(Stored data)
»»

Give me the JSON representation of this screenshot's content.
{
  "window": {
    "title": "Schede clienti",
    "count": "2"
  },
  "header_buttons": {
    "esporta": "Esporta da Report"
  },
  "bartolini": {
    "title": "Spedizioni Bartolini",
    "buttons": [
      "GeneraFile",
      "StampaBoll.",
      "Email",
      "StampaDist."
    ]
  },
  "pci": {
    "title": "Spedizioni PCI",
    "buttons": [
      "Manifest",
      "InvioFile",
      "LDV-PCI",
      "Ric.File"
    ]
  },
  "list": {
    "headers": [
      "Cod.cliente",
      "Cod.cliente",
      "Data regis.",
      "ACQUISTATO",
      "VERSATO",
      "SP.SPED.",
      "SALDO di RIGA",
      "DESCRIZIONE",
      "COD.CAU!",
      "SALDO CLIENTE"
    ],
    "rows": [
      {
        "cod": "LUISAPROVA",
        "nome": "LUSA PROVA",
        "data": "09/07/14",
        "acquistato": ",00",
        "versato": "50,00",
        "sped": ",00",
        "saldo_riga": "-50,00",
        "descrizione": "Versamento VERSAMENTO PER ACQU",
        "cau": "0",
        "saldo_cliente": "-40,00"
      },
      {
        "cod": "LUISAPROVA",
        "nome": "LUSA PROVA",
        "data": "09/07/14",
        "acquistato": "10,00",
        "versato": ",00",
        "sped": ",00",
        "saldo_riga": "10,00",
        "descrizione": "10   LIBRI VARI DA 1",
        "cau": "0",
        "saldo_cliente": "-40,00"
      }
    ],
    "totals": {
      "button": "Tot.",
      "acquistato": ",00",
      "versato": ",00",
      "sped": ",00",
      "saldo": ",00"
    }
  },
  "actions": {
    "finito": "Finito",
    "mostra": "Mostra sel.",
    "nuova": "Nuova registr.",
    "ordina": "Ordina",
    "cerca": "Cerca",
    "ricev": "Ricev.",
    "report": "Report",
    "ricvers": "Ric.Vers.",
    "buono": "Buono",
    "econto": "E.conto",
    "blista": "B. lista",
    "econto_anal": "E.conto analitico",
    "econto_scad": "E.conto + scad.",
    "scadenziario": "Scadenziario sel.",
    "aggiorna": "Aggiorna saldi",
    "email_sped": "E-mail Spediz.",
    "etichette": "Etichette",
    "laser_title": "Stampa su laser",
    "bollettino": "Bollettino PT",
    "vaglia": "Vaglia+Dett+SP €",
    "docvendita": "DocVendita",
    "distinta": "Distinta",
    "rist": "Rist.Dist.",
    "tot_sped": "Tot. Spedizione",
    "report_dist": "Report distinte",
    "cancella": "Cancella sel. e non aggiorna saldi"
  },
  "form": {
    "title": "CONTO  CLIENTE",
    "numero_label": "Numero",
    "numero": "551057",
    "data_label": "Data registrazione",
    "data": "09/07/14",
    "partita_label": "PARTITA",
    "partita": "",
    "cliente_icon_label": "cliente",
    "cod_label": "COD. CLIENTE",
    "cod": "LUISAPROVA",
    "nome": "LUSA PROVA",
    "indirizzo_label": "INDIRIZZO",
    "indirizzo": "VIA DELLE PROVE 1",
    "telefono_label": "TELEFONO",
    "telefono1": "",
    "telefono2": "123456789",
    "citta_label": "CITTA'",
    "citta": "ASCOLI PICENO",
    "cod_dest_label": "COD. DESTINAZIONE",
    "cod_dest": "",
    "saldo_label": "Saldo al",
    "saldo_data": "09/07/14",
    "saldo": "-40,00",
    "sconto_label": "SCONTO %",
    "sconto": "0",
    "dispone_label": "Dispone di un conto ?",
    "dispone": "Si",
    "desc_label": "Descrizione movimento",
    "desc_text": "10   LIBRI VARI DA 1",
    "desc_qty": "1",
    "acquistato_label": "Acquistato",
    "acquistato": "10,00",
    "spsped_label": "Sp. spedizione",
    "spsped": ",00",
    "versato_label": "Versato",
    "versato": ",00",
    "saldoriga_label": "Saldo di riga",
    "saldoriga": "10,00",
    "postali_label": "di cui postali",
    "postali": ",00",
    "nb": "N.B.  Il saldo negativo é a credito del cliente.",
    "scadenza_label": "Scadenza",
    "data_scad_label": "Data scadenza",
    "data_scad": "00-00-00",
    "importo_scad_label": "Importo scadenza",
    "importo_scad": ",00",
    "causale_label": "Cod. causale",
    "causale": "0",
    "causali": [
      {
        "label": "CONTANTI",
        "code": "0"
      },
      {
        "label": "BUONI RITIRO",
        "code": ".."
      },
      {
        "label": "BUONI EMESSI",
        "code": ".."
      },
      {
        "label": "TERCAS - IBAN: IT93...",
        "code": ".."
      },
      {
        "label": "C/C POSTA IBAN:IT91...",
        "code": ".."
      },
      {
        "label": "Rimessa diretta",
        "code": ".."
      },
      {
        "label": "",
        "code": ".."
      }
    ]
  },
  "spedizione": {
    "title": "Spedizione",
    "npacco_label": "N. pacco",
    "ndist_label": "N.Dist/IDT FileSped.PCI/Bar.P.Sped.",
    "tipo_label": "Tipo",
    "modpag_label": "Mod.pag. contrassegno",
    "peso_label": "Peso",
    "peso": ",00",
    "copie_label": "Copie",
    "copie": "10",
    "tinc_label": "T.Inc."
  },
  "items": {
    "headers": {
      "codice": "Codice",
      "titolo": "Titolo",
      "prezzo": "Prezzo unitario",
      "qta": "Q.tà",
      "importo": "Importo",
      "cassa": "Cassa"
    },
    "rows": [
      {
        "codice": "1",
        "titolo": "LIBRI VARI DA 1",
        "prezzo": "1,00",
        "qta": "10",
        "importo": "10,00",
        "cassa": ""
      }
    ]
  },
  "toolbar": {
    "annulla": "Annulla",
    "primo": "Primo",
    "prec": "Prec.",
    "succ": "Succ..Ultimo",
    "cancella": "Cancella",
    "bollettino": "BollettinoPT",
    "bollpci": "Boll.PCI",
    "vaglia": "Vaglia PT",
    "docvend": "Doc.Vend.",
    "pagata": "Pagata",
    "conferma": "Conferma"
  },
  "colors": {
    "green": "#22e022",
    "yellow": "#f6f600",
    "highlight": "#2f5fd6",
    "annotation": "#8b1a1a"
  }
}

««

Select all lines in the listing above where the word "BUONI" appears, and show them.

        "label": "BUONI RITIRO",
        "label": "BUONI EMESSI",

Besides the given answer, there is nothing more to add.